* RECORDED INFORMATION *
********************

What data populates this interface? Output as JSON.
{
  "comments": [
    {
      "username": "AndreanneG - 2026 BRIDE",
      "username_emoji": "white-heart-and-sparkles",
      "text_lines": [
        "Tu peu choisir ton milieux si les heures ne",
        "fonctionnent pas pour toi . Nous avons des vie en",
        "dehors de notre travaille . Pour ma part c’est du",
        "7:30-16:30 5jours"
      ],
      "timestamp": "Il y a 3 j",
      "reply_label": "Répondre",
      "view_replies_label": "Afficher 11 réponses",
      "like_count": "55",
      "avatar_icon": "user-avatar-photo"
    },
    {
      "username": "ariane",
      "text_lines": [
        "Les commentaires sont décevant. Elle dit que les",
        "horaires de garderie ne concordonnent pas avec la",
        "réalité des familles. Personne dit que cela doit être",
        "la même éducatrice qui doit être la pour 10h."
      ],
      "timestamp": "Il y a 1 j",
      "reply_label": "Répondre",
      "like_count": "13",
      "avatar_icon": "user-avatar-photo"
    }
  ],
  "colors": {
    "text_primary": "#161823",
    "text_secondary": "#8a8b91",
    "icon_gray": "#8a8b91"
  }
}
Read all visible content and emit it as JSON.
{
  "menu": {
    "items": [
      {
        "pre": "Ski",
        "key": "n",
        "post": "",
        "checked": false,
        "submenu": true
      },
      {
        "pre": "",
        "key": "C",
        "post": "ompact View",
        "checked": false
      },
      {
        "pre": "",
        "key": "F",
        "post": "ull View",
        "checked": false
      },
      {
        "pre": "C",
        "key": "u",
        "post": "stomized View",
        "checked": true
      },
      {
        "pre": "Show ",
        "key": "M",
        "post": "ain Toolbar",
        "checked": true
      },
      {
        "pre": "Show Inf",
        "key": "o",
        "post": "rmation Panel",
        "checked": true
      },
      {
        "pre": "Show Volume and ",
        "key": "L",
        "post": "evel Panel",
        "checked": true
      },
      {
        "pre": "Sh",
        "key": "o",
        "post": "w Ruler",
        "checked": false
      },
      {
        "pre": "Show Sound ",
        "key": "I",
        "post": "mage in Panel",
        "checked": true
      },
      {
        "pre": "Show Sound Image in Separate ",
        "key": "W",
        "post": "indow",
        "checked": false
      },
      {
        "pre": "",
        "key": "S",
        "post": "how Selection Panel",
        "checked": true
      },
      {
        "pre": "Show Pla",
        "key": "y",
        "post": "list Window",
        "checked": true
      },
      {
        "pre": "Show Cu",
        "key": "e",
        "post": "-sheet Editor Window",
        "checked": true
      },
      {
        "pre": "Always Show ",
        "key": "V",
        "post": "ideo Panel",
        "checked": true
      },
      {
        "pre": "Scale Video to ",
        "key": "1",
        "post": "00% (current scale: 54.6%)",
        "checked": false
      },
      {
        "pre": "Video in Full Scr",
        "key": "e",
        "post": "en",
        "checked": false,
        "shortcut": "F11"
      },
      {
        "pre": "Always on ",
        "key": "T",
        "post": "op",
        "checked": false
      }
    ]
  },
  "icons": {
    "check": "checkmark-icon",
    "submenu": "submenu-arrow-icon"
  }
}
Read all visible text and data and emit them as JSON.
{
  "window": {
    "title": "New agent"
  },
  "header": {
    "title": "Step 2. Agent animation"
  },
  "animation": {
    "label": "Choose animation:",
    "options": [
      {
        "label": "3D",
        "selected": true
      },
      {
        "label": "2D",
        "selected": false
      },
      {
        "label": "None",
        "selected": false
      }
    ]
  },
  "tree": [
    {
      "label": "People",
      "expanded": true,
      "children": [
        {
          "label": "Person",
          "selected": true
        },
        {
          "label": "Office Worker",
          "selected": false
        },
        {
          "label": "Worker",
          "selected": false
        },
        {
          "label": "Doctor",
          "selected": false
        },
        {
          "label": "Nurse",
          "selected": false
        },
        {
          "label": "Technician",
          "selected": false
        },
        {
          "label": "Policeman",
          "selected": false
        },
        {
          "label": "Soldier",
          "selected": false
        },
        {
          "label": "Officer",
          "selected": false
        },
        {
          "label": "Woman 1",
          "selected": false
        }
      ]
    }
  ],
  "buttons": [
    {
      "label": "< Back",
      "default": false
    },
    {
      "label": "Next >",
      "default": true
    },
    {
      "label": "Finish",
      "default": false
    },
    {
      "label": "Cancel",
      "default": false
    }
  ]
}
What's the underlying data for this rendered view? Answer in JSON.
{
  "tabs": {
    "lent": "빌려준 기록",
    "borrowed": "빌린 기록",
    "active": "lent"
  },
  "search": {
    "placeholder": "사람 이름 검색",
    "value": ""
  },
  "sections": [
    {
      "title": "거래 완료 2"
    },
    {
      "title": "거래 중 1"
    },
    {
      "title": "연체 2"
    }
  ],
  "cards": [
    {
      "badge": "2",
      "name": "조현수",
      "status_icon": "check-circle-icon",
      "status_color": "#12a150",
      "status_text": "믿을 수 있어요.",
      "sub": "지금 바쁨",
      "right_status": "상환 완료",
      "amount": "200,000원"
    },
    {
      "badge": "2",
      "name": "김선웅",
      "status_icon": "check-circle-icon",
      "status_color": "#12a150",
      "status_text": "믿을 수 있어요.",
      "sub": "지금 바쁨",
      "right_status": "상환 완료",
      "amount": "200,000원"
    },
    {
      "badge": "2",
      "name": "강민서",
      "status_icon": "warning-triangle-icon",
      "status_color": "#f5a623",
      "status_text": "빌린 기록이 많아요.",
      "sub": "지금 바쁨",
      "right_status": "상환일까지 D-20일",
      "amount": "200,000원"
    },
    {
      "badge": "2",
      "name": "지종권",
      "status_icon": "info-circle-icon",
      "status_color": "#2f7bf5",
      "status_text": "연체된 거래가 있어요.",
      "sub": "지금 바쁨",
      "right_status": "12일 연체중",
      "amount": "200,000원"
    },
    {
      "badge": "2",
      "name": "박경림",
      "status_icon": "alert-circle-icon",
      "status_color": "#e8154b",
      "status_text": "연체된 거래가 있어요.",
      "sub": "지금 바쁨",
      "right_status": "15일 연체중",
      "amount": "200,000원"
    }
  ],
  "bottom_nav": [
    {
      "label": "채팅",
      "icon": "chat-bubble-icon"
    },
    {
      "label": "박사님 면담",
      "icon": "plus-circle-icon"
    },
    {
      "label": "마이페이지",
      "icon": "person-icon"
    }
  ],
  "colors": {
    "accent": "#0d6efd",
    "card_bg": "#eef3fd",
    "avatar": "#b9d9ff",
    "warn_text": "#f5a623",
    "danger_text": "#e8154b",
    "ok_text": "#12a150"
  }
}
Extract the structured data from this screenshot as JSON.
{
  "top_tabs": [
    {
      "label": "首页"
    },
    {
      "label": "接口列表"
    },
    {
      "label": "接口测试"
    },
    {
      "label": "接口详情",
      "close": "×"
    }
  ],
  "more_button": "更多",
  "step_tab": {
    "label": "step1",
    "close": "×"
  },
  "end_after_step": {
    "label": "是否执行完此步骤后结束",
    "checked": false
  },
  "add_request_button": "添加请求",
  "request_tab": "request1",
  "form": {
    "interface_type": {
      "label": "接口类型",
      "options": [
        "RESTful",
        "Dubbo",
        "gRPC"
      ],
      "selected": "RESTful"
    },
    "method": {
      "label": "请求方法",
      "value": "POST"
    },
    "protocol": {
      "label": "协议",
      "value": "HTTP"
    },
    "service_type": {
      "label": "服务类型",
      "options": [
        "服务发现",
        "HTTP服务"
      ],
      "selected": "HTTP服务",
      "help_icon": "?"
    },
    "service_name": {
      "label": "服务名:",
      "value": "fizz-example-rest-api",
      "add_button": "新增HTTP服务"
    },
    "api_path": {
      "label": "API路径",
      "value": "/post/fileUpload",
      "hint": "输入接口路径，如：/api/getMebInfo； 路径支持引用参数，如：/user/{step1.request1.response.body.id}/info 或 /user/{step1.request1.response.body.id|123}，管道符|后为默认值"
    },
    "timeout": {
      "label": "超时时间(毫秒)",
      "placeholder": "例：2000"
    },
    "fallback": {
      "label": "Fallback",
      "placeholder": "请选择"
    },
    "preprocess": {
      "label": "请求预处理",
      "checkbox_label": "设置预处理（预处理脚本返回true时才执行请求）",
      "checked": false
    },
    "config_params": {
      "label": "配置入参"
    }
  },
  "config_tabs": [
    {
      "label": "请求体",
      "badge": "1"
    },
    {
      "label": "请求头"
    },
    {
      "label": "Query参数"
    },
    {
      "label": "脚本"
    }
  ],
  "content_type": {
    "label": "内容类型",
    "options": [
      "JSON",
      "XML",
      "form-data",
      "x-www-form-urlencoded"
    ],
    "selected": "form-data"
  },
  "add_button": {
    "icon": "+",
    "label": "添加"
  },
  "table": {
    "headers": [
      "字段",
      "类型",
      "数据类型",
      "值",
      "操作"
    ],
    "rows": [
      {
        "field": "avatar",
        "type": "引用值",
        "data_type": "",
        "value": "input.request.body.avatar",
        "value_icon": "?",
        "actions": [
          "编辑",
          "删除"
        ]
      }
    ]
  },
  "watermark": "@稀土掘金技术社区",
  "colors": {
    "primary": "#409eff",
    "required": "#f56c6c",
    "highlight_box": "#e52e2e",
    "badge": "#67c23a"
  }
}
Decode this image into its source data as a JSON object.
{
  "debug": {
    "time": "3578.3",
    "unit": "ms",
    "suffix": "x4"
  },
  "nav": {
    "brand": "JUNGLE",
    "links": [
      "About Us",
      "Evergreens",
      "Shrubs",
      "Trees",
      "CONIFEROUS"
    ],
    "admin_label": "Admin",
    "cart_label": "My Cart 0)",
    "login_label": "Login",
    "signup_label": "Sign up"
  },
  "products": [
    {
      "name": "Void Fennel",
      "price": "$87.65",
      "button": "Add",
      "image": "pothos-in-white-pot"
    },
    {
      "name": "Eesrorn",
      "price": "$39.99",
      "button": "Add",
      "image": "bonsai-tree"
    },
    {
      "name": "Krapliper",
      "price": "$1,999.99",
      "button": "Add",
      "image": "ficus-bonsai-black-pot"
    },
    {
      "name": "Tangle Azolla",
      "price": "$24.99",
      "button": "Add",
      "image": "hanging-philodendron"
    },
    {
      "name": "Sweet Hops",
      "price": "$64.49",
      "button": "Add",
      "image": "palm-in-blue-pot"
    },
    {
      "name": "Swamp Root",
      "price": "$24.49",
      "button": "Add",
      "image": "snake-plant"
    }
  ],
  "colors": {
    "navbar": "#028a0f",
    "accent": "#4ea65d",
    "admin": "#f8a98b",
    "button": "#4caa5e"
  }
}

********************

* THE PROBLEM *
Above are the entries; count how many of their lines contain the word "Show" and give only that number.

* EXERCISE OUTPUT *
8